» Listing:
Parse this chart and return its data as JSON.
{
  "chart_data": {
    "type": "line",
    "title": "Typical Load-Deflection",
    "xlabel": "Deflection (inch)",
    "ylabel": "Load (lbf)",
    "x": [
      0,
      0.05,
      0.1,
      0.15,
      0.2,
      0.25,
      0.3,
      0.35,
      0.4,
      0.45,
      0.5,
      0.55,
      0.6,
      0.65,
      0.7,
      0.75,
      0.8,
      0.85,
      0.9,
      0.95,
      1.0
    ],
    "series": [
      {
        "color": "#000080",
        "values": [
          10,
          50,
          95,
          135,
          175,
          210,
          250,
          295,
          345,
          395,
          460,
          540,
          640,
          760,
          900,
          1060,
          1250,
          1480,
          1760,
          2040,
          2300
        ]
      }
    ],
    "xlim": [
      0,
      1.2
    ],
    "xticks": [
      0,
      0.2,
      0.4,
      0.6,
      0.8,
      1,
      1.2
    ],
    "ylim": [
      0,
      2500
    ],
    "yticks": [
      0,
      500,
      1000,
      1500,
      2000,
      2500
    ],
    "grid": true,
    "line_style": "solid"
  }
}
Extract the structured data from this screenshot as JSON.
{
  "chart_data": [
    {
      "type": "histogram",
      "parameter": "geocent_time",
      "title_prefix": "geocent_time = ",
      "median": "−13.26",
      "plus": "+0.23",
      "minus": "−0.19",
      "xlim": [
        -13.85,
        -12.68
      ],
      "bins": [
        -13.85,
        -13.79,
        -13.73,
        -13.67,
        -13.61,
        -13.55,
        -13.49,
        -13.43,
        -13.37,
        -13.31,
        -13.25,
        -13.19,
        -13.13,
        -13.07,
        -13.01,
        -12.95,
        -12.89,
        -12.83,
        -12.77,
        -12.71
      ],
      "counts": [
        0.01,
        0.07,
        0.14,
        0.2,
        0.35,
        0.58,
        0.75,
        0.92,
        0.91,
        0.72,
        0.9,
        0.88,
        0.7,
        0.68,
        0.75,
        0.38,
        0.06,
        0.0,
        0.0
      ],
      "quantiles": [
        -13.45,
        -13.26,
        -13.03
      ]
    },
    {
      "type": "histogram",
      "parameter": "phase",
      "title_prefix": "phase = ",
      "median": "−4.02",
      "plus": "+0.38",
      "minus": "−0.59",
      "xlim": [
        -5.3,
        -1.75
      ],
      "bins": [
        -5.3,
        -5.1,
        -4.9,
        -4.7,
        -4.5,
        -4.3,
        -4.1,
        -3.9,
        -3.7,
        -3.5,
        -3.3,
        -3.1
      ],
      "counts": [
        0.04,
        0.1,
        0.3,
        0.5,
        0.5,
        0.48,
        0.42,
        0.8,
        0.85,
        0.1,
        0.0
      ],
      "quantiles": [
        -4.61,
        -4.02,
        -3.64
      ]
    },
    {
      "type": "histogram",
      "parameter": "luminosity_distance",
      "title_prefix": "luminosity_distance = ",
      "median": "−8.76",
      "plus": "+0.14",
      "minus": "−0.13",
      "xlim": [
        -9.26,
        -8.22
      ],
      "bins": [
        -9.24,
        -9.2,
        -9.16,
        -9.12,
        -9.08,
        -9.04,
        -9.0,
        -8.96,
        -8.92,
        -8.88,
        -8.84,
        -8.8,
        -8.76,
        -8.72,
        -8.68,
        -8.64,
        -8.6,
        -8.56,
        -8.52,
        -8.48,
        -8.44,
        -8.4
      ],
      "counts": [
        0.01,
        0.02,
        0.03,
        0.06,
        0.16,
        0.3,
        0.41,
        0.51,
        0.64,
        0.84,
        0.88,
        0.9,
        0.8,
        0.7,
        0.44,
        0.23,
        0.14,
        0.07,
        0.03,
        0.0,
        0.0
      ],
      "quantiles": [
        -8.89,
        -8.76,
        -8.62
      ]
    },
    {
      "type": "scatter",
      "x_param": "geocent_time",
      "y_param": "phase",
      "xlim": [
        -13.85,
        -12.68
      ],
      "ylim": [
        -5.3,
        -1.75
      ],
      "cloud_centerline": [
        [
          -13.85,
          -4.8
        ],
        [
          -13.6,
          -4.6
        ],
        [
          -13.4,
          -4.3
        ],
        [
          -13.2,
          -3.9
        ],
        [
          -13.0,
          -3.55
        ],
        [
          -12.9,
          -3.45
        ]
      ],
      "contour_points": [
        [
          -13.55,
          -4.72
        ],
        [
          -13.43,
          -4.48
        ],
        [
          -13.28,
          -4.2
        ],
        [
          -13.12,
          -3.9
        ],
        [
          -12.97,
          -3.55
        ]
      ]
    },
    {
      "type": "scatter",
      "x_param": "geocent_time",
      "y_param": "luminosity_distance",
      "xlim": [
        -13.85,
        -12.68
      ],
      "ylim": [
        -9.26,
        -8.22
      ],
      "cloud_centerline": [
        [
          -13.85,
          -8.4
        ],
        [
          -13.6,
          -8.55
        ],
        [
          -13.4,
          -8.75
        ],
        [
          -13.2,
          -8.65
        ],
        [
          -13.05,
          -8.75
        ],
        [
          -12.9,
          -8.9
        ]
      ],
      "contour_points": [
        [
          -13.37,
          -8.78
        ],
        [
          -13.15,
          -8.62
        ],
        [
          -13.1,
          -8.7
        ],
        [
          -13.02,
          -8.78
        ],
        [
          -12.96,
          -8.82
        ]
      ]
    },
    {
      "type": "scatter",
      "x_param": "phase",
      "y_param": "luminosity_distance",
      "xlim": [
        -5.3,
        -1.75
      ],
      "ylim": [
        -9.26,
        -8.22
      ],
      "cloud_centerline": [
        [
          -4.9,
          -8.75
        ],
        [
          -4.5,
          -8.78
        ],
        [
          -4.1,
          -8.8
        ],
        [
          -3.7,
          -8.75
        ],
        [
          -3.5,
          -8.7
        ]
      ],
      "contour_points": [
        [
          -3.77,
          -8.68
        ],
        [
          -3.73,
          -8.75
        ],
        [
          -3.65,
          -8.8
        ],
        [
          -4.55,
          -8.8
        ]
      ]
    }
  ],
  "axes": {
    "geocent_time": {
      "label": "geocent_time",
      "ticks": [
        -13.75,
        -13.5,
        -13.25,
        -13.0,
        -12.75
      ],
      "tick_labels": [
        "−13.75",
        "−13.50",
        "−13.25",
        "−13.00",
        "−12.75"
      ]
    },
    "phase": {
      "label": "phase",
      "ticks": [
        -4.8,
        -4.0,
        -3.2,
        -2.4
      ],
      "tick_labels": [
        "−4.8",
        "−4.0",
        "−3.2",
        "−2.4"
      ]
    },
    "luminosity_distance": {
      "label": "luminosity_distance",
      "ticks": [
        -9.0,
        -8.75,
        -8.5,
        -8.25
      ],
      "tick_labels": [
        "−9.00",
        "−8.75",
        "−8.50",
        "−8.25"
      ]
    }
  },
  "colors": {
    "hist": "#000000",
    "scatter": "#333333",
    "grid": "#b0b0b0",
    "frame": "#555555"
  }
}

» Exercise description: Can you reproduce all the material exactly?

» Solution to the exercise:
Parse this chart and return its data as JSON.
{
  "chart_data": {
    "type": "line",
    "title": "Typical Load-Deflection",
    "xlabel": "Deflection (inch)",
    "ylabel": "Load (lbf)",
    "x": [
      0,
      0.05,
      0.1,
      0.15,
      0.2,
      0.25,
      0.3,
      0.35,
      0.4,
      0.45,
      0.5,
      0.55,
      0.6,
      0.65,
      0.7,
      0.75,
      0.8,
      0.85,
      0.9,
      0.95,
      1.0
    ],
    "series": [
      {
        "color": "#000080",
        "values": [
          10,
          50,
          95,
          135,
          175,
          210,
          250,
          295,
          345,
          395,
          460,
          540,
          640,
          760,
          900,
          1060,
          1250,
          1480,
          1760,
          2040,
          2300
        ]
      }
    ],
    "xlim": [
      0,
      1.2
    ],
    "xticks": [
      0,
      0.2,
      0.4,
      0.6,
      0.8,
      1,
      1.2
    ],
    "ylim": [
      0,
      2500
    ],
    "yticks": [
      0,
      500,
      1000,
      1500,
      2000,
      2500
    ],
    "grid": true,
    "line_style": "solid"
  }
}
Extract the structured data from this screenshot as JSON.
{
  "chart_data": [
    {
      "type": "histogram",
      "parameter": "geocent_time",
      "title_prefix": "geocent_time = ",
      "median": "−13.26",
      "plus": "+0.23",
      "minus": "−0.19",
      "xlim": [
        -13.85,
        -12.68
      ],
      "bins": [
        -13.85,
        -13.79,
        -13.73,
        -13.67,
        -13.61,
        -13.55,
        -13.49,
        -13.43,
        -13.37,
        -13.31,
        -13.25,
        -13.19,
        -13.13,
        -13.07,
        -13.01,
        -12.95,
        -12.89,
        -12.83,
        -12.77,
        -12.71
      ],
      "counts": [
        0.01,
        0.07,
        0.14,
        0.2,
        0.35,
        0.58,
        0.75,
        0.92,
        0.91,
        0.72,
        0.9,
        0.88,
        0.7,
        0.68,
        0.75,
        0.38,
        0.06,
        0.0,
        0.0
      ],
      "quantiles": [
        -13.45,
        -13.26,
        -13.03
      ]
    },
    {
      "type": "histogram",
      "parameter": "phase",
      "title_prefix": "phase = ",
      "median": "−4.02",
      "plus": "+0.38",
      "minus": "−0.59",
      "xlim": [
        -5.3,
        -1.75
      ],
      "bins": [
        -5.3,
        -5.1,
        -4.9,
        -4.7,
        -4.5,
        -4.3,
        -4.1,
        -3.9,
        -3.7,
        -3.5,
        -3.3,
        -3.1
      ],
      "counts": [
        0.04,
        0.1,
        0.3,
        0.5,
        0.5,
        0.48,
        0.42,
        0.8,
        0.85,
        0.1,
        0.0
      ],
      "quantiles": [
        -4.61,
        -4.02,
        -3.64
      ]
    },
    {
      "type": "histogram",
      "parameter": "luminosity_distance",
      "title_prefix": "luminosity_distance = ",
      "median": "−8.76",
      "plus": "+0.14",
      "minus": "−0.13",
      "xlim": [
        -9.26,
        -8.22
      ],
      "bins": [
        -9.24,
        -9.2,
        -9.16,
        -9.12,
        -9.08,
        -9.04,
        -9.0,
        -8.96,
        -8.92,
        -8.88,
        -8.84,
        -8.8,
        -8.76,
        -8.72,
        -8.68,
        -8.64,
        -8.6,
        -8.56,
        -8.52,
        -8.48,
        -8.44,
        -8.4
      ],
      "counts": [
        0.01,
        0.02,
        0.03,
        0.06,
        0.16,
        0.3,
        0.41,
        0.51,
        0.64,
        0.84,
        0.88,
        0.9,
        0.8,
        0.7,
        0.44,
        0.23,
        0.14,
        0.07,
        0.03,
        0.0,
        0.0
      ],
      "quantiles": [
        -8.89,
        -8.76,
        -8.62
      ]
    },
    {
      "type": "scatter",
      "x_param": "geocent_time",
      "y_param": "phase",
      "xlim": [
        -13.85,
        -12.68
      ],
      "ylim": [
        -5.3,
        -1.75
      ],
      "cloud_centerline": [
        [
          -13.85,
          -4.8
        ],
        [
          -13.6,
          -4.6
        ],
        [
          -13.4,
          -4.3
        ],
        [
          -13.2,
          -3.9
        ],
        [
          -13.0,
          -3.55
        ],
        [
          -12.9,
          -3.45
        ]
      ],
      "contour_points": [
        [
          -13.55,
          -4.72
        ],
        [
          -13.43,
          -4.48
        ],
        [
          -13.28,
          -4.2
        ],
        [
          -13.12,
          -3.9
        ],
        [
          -12.97,
          -3.55
        ]
      ]
    },
    {
      "type": "scatter",
      "x_param": "geocent_time",
      "y_param": "luminosity_distance",
      "xlim": [
        -13.85,
        -12.68
      ],
      "ylim": [
        -9.26,
        -8.22
      ],
      "cloud_centerline": [
        [
          -13.85,
          -8.4
        ],
        [
          -13.6,
          -8.55
        ],
        [
          -13.4,
          -8.75
        ],
        [
          -13.2,
          -8.65
        ],
        [
          -13.05,
          -8.75
        ],
        [
          -12.9,
          -8.9
        ]
      ],
      "contour_points": [
        [
          -13.37,
          -8.78
        ],
        [
          -13.15,
          -8.62
        ],
        [
          -13.1,
          -8.7
        ],
        [
          -13.02,
          -8.78
        ],
        [
          -12.96,
          -8.82
        ]
      ]
    },
    {
      "type": "scatter",
      "x_param": "phase",
      "y_param": "luminosity_distance",
      "xlim": [
        -5.3,
        -1.75
      ],
      "ylim": [
        -9.26,
        -8.22
      ],
      "cloud_centerline": [
        [
          -4.9,
          -8.75
        ],
        [
          -4.5,
          -8.78
        ],
        [
          -4.1,
          -8.8
        ],
        [
          -3.7,
          -8.75
        ],
        [
          -3.5,
          -8.7
        ]
      ],
      "contour_points": [
        [
          -3.77,
          -8.68
        ],
        [
          -3.73,
          -8.75
        ],
        [
          -3.65,
          -8.8
        ],
        [
          -4.55,
          -8.8
        ]
      ]
    }
  ],
  "axes": {
    "geocent_time": {
      "label": "geocent_time",
      "ticks": [
        -13.75,
        -13.5,
        -13.25,
        -13.0,
        -12.75
      ],
      "tick_labels": [
        "−13.75",
        "−13.50",
        "−13.25",
        "−13.00",
        "−12.75"
      ]
    },
    "phase": {
      "label": "phase",
      "ticks": [
        -4.8,
        -4.0,
        -3.2,
        -2.4
      ],
      "tick_labels": [
        "−4.8",
        "−4.0",
        "−3.2",
        "−2.4"
      ]
    },
    "luminosity_distance": {
      "label": "luminosity_distance",
      "ticks": [
        -9.0,
        -8.75,
        -8.5,
        -8.25
      ],
      "tick_labels": [
        "−9.00",
        "−8.75",
        "−8.50",
        "−8.25"
      ]
    }
  },
  "colors": {
    "hist": "#000000",
    "scatter": "#333333",
    "grid": "#b0b0b0",
    "frame": "#555555"
  }
}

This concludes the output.